▶ **WHAT THE TASK REQUIRES**:
Quote the records beneath, complete and exact. Leave out images.

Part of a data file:

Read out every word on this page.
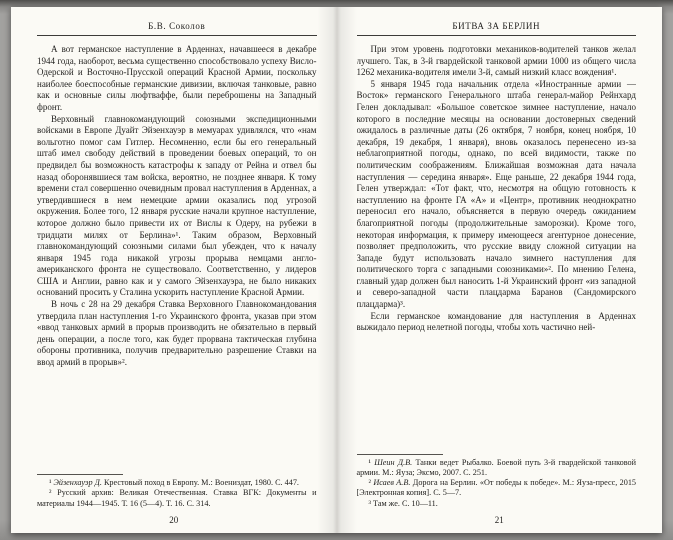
Б.В. Соколов

А вот германское наступление в Арденнах, начавшееся в декабре 1944 года, наоборот, весьма существенно способствовало успеху Висло-Одерской и Восточно-Прусской операций Красной Армии, поскольку наиболее боеспособные германские дивизии, включая танковые, равно как и основные силы люфтваффе, были переброшены на Западный фронт.

Верховный главнокомандующий союзными экспедиционными войсками в Европе Дуайт Эйзенхауэр в мемуарах удивлялся, что «нам вольготно помог сам Гитлер. Несомненно, если бы его генеральный штаб имел свободу действий в проведении боевых операций, то он предвидел бы возможность катастрофы к западу от Рейна и отвел бы назад оборонявшиеся там войска, вероятно, не позднее января. К тому времени стал совершенно очевидным провал наступления в Арденнах, а утвердившиеся в нем немецкие армии оказались под угрозой окружения. Более того, 12 января русские начали крупное наступление, которое должно было привести их от Вислы к Одеру, на рубежи в тридцати милях от Берлина»¹. Таким образом, Верховный главнокомандующий союзными силами был убежден, что к началу января 1945 года никакой угрозы прорыва немцами англо-американского фронта не существовало. Соответственно, у лидеров США и Англии, равно как и у самого Эйзенхауэра, не было никаких оснований просить у Сталина ускорить наступление Красной Армии.

В ночь с 28 на 29 декабря Ставка Верховного Главнокомандования утвердила план наступления 1-го Украинского фронта, указав при этом «ввод танковых армий в прорыв производить не обязательно в первый день операции, а после того, как будет прорвана тактическая глубина обороны противника, получив предварительно разрешение Ставки на ввод армий в прорыв»².

¹ Эйзенхауэр Д. Крестовый поход в Европу. М.: Воениздат, 1980. С. 447.

² Русский архив: Великая Отечественная. Ставка ВГК: Документы и материалы 1944—1945. Т. 16 (5—4). Т. 16. С. 314.

20
БИТВА ЗА БЕРЛИН

При этом уровень подготовки механиков-водителей танков желал лучшего. Так, в 3-й гвардейской танковой армии 1000 из общего числа 1262 механика-водителя имели 3-й, самый низкий класс вождения¹.

5 января 1945 года начальник отдела «Иностранные армии — Восток» германского Генерального штаба генерал-майор Рейнхард Гелен докладывал: «Большое советское зимнее наступление, начало которого в последние месяцы на основании достоверных сведений ожидалось в различные даты (26 октября, 7 ноября, конец ноября, 10 декабря, 19 декабря, 1 января), вновь оказалось перенесено из-за неблагоприятной погоды, однако, по всей видимости, также по политическим соображениям. Ближайшая возможная дата начала наступления — середина января». Еще раньше, 22 декабря 1944 года, Гелен утверждал: «Тот факт, что, несмотря на общую готовность к наступлению на фронте ГА «А» и «Центр», противник неоднократно переносил его начало, объясняется в первую очередь ожиданием благоприятной погоды (продолжительные заморозки). Кроме того, некоторая информация, к примеру имеющееся агентурное донесение, позволяет предположить, что русские ввиду сложной ситуации на Западе будут использовать начало зимнего наступления для политического торга с западными союзниками»². По мнению Гелена, главный удар должен был наносить 1-й Украинский фронт «из западной и северо-западной части плацдарма Баранов (Сандомирского плацдарма)³.

Если германское командование для наступления в Арденнах выжидало период нелетной погоды, чтобы хоть частично ней-

¹ Шеин Д.В. Танки ведет Рыбалко. Боевой путь 3-й гвардейской танковой армии. М.: Яуза; Эксмо, 2007. С. 251.

² Исаев А.В. Дорога на Берлин. «От победы к победе». М.: Яуза-пресс, 2015 [Электронная копия]. С. 5—7.

³ Там же. С. 10—11.

21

▶ **ANSWER TO THIS TASK**:
Read out every word on this page.
Б.В. Соколов

А вот германское наступление в Арденнах, начавшееся в декабре 1944 года, наоборот, весьма существенно способствовало успеху Висло-Одерской и Восточно-Прусской операций Красной Армии, поскольку наиболее боеспособные германские дивизии, включая танковые, равно как и основные силы люфтваффе, были переброшены на Западный фронт.

Верховный главнокомандующий союзными экспедиционными войсками в Европе Дуайт Эйзенхауэр в мемуарах удивлялся, что «нам вольготно помог сам Гитлер. Несомненно, если бы его генеральный штаб имел свободу действий в проведении боевых операций, то он предвидел бы возможность катастрофы к западу от Рейна и отвел бы назад оборонявшиеся там войска, вероятно, не позднее января. К тому времени стал совершенно очевидным провал наступления в Арденнах, а утвердившиеся в нем немецкие армии оказались под угрозой окружения. Более того, 12 января русские начали крупное наступление, которое должно было привести их от Вислы к Одеру, на рубежи в тридцати милях от Берлина»¹. Таким образом, Верховный главнокомандующий союзными силами был убежден, что к началу января 1945 года никакой угрозы прорыва немцами англо-американского фронта не существовало. Соответственно, у лидеров США и Англии, равно как и у самого Эйзенхауэра, не было никаких оснований просить у Сталина ускорить наступление Красной Армии.

В ночь с 28 на 29 декабря Ставка Верховного Главнокомандования утвердила план наступления 1-го Украинского фронта, указав при этом «ввод танковых армий в прорыв производить не обязательно в первый день операции, а после того, как будет прорвана тактическая глубина обороны противника, получив предварительно разрешение Ставки на ввод армий в прорыв»².

¹ Эйзенхауэр Д. Крестовый поход в Европу. М.: Воениздат, 1980. С. 447.

² Русский архив: Великая Отечественная. Ставка ВГК: Документы и материалы 1944—1945. Т. 16 (5—4). Т. 16. С. 314.

20
БИТВА ЗА БЕРЛИН

При этом уровень подготовки механиков-водителей танков желал лучшего. Так, в 3-й гвардейской танковой армии 1000 из общего числа 1262 механика-водителя имели 3-й, самый низкий класс вождения¹.

5 января 1945 года начальник отдела «Иностранные армии — Восток» германского Генерального штаба генерал-майор Рейнхард Гелен докладывал: «Большое советское зимнее наступление, начало которого в последние месяцы на основании достоверных сведений ожидалось в различные даты (26 октября, 7 ноября, конец ноября, 10 декабря, 19 декабря, 1 января), вновь оказалось перенесено из-за неблагоприятной погоды, однако, по всей видимости, также по политическим соображениям. Ближайшая возможная дата начала наступления — середина января». Еще раньше, 22 декабря 1944 года, Гелен утверждал: «Тот факт, что, несмотря на общую готовность к наступлению на фронте ГА «А» и «Центр», противник неоднократно переносил его начало, объясняется в первую очередь ожиданием благоприятной погоды (продолжительные заморозки). Кроме того, некоторая информация, к примеру имеющееся агентурное донесение, позволяет предположить, что русские ввиду сложной ситуации на Западе будут использовать начало зимнего наступления для политического торга с западными союзниками»². По мнению Гелена, главный удар должен был наносить 1-й Украинский фронт «из западной и северо-западной части плацдарма Баранов (Сандомирского плацдарма)³.

Если германское командование для наступления в Арденнах выжидало период нелетной погоды, чтобы хоть частично ней-

¹ Шеин Д.В. Танки ведет Рыбалко. Боевой путь 3-й гвардейской танковой армии. М.: Яуза; Эксмо, 2007. С. 251.

² Исаев А.В. Дорога на Берлин. «От победы к победе». М.: Яуза-пресс, 2015 [Электронная копия]. С. 5—7.

³ Там же. С. 10—11.

21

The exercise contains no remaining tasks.